- **What to work on**
Every record below should be printed exactly as it appears.

Stored dataset items:
::::

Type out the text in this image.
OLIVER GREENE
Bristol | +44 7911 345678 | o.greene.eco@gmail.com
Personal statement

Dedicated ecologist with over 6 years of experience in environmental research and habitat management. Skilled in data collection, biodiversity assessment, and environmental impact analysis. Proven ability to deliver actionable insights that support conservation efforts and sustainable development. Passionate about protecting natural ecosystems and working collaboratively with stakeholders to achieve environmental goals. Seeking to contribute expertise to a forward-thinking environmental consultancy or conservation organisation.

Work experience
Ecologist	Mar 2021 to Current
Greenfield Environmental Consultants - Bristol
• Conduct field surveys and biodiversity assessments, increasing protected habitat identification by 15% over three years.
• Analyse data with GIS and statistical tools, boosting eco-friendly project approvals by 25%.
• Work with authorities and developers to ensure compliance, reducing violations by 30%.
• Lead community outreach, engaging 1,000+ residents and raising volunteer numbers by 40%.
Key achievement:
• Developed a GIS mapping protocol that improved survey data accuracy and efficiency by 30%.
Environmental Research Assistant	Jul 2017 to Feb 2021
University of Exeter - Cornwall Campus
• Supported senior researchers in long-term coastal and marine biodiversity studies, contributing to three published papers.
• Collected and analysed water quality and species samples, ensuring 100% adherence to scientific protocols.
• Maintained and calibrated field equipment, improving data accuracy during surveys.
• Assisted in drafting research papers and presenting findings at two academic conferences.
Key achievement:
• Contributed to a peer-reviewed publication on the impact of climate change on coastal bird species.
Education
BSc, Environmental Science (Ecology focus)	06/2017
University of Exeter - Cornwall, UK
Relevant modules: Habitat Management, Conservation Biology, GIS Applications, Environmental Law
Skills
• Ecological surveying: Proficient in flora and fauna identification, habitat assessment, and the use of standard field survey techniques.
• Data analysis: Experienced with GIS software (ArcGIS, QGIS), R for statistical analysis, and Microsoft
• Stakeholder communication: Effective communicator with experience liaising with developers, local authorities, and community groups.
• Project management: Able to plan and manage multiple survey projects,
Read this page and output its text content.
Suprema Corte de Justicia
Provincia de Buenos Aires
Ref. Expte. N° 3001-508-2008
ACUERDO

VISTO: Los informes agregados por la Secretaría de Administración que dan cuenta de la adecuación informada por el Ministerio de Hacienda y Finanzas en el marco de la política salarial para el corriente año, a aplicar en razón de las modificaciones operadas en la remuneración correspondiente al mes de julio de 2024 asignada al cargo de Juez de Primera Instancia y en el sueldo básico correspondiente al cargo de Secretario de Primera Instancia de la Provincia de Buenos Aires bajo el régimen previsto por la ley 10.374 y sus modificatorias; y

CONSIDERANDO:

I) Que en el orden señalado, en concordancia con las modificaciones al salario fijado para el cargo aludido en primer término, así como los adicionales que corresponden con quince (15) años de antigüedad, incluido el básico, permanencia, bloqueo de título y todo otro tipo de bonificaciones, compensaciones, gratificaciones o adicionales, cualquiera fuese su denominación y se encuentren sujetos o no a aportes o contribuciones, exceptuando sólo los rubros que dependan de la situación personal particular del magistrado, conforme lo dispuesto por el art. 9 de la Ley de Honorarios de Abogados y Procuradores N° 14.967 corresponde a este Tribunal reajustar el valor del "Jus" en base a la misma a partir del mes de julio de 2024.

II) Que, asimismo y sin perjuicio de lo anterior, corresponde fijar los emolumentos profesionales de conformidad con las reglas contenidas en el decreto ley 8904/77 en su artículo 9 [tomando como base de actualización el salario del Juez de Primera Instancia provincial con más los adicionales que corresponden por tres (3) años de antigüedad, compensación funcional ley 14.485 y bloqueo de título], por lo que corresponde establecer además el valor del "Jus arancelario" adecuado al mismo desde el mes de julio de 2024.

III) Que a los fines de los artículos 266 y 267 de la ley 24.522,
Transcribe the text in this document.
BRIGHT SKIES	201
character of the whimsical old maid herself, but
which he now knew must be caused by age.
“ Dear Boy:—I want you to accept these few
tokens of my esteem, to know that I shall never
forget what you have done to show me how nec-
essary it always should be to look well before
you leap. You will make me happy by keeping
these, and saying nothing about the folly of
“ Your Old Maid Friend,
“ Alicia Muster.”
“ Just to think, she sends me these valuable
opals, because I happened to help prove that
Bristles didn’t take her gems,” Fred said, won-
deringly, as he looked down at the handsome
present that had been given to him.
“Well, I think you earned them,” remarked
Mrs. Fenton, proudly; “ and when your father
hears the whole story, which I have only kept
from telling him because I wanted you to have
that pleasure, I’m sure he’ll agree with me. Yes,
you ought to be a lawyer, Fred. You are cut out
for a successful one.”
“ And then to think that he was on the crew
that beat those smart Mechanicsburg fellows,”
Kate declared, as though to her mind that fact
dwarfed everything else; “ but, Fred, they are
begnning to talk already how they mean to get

::::

- **Exercise result**
Type out the text in this image.
OLIVER GREENE
Bristol | +44 7911 345678 | o.greene.eco@gmail.com
Personal statement

Dedicated ecologist with over 6 years of experience in environmental research and habitat management. Skilled in data collection, biodiversity assessment, and environmental impact analysis. Proven ability to deliver actionable insights that support conservation efforts and sustainable development. Passionate about protecting natural ecosystems and working collaboratively with stakeholders to achieve environmental goals. Seeking to contribute expertise to a forward-thinking environmental consultancy or conservation organisation.

Work experience
Ecologist	Mar 2021 to Current
Greenfield Environmental Consultants - Bristol
• Conduct field surveys and biodiversity assessments, increasing protected habitat identification by 15% over three years.
• Analyse data with GIS and statistical tools, boosting eco-friendly project approvals by 25%.
• Work with authorities and developers to ensure compliance, reducing violations by 30%.
• Lead community outreach, engaging 1,000+ residents and raising volunteer numbers by 40%.
Key achievement:
• Developed a GIS mapping protocol that improved survey data accuracy and efficiency by 30%.
Environmental Research Assistant	Jul 2017 to Feb 2021
University of Exeter - Cornwall Campus
• Supported senior researchers in long-term coastal and marine biodiversity studies, contributing to three published papers.
• Collected and analysed water quality and species samples, ensuring 100% adherence to scientific protocols.
• Maintained and calibrated field equipment, improving data accuracy during surveys.
• Assisted in drafting research papers and presenting findings at two academic conferences.
Key achievement:
• Contributed to a peer-reviewed publication on the impact of climate change on coastal bird species.
Education
BSc, Environmental Science (Ecology focus)	06/2017
University of Exeter - Cornwall, UK
Relevant modules: Habitat Management, Conservation Biology, GIS Applications, Environmental Law
Skills
• Ecological surveying: Proficient in flora and fauna identification, habitat assessment, and the use of standard field survey techniques.
• Data analysis: Experienced with GIS software (ArcGIS, QGIS), R for statistical analysis, and Microsoft
• Stakeholder communication: Effective communicator with experience liaising with developers, local authorities, and community groups.
• Project management: Able to plan and manage multiple survey projects,
Read this page and output its text content.
Suprema Corte de Justicia
Provincia de Buenos Aires
Ref. Expte. N° 3001-508-2008
ACUERDO

VISTO: Los informes agregados por la Secretaría de Administración que dan cuenta de la adecuación informada por el Ministerio de Hacienda y Finanzas en el marco de la política salarial para el corriente año, a aplicar en razón de las modificaciones operadas en la remuneración correspondiente al mes de julio de 2024 asignada al cargo de Juez de Primera Instancia y en el sueldo básico correspondiente al cargo de Secretario de Primera Instancia de la Provincia de Buenos Aires bajo el régimen previsto por la ley 10.374 y sus modificatorias; y

CONSIDERANDO:

I) Que en el orden señalado, en concordancia con las modificaciones al salario fijado para el cargo aludido en primer término, así como los adicionales que corresponden con quince (15) años de antigüedad, incluido el básico, permanencia, bloqueo de título y todo otro tipo de bonificaciones, compensaciones, gratificaciones o adicionales, cualquiera fuese su denominación y se encuentren sujetos o no a aportes o contribuciones, exceptuando sólo los rubros que dependan de la situación personal particular del magistrado, conforme lo dispuesto por el art. 9 de la Ley de Honorarios de Abogados y Procuradores N° 14.967 corresponde a este Tribunal reajustar el valor del "Jus" en base a la misma a partir del mes de julio de 2024.

II) Que, asimismo y sin perjuicio de lo anterior, corresponde fijar los emolumentos profesionales de conformidad con las reglas contenidas en el decreto ley 8904/77 en su artículo 9 [tomando como base de actualización el salario del Juez de Primera Instancia provincial con más los adicionales que corresponden por tres (3) años de antigüedad, compensación funcional ley 14.485 y bloqueo de título], por lo que corresponde establecer además el valor del "Jus arancelario" adecuado al mismo desde el mes de julio de 2024.

III) Que a los fines de los artículos 266 y 267 de la ley 24.522,
Transcribe the text in this document.
BRIGHT SKIES	201
character of the whimsical old maid herself, but
which he now knew must be caused by age.
“ Dear Boy:—I want you to accept these few
tokens of my esteem, to know that I shall never
forget what you have done to show me how nec-
essary it always should be to look well before
you leap. You will make me happy by keeping
these, and saying nothing about the folly of
“ Your Old Maid Friend,
“ Alicia Muster.”
“ Just to think, she sends me these valuable
opals, because I happened to help prove that
Bristles didn’t take her gems,” Fred said, won-
deringly, as he looked down at the handsome
present that had been given to him.
“Well, I think you earned them,” remarked
Mrs. Fenton, proudly; “ and when your father
hears the whole story, which I have only kept
from telling him because I wanted you to have
that pleasure, I’m sure he’ll agree with me. Yes,
you ought to be a lawyer, Fred. You are cut out
for a successful one.”
“ And then to think that he was on the crew
that beat those smart Mechanicsburg fellows,”
Kate declared, as though to her mind that fact
dwarfed everything else; “ but, Fred, they are
begnning to talk already how they mean to get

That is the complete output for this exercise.